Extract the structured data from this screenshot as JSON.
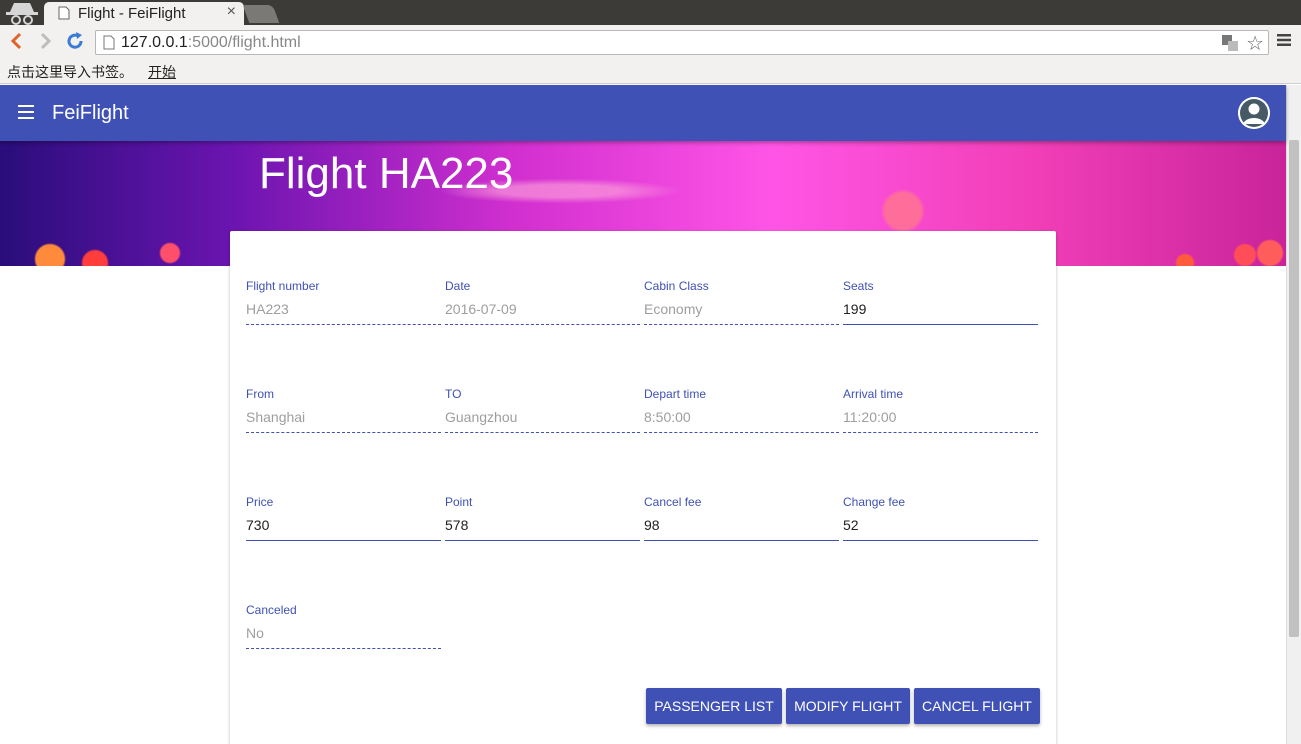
{
  "browser": {
    "tab_title": "Flight - FeiFlight",
    "tab_close": "×",
    "url_host": "127.0.0.1",
    "url_rest": ":5000/flight.html",
    "star": "☆",
    "bookmarks_text": "点击这里导入书签。",
    "bookmarks_link": "开始"
  },
  "app": {
    "title": "FeiFlight"
  },
  "hero": {
    "title": "Flight HA223"
  },
  "fields": {
    "flight_number": {
      "label": "Flight number",
      "value": "HA223"
    },
    "date": {
      "label": "Date",
      "value": "2016-07-09"
    },
    "cabin_class": {
      "label": "Cabin Class",
      "value": "Economy"
    },
    "seats": {
      "label": "Seats",
      "value": "199"
    },
    "from": {
      "label": "From",
      "value": "Shanghai"
    },
    "to": {
      "label": "TO",
      "value": "Guangzhou"
    },
    "depart_time": {
      "label": "Depart time",
      "value": "8:50:00"
    },
    "arrival_time": {
      "label": "Arrival time",
      "value": "11:20:00"
    },
    "price": {
      "label": "Price",
      "value": "730"
    },
    "point": {
      "label": "Point",
      "value": "578"
    },
    "cancel_fee": {
      "label": "Cancel fee",
      "value": "98"
    },
    "change_fee": {
      "label": "Change fee",
      "value": "52"
    },
    "canceled": {
      "label": "Canceled",
      "value": "No"
    }
  },
  "buttons": {
    "passenger_list": "PASSENGER LIST",
    "modify_flight": "MODIFY FLIGHT",
    "cancel_flight": "CANCEL FLIGHT"
  },
  "colors": {
    "primary": "#3f51b5",
    "disabled_text": "#9e9e9e"
  }
}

......

→ **To do**
Lines holding the word "FeiFlight" in the entries above are the ones to pull out. Copy them all.

→ **Correct output**
    "tab_title": "Flight - FeiFlight",
    "title": "FeiFlight"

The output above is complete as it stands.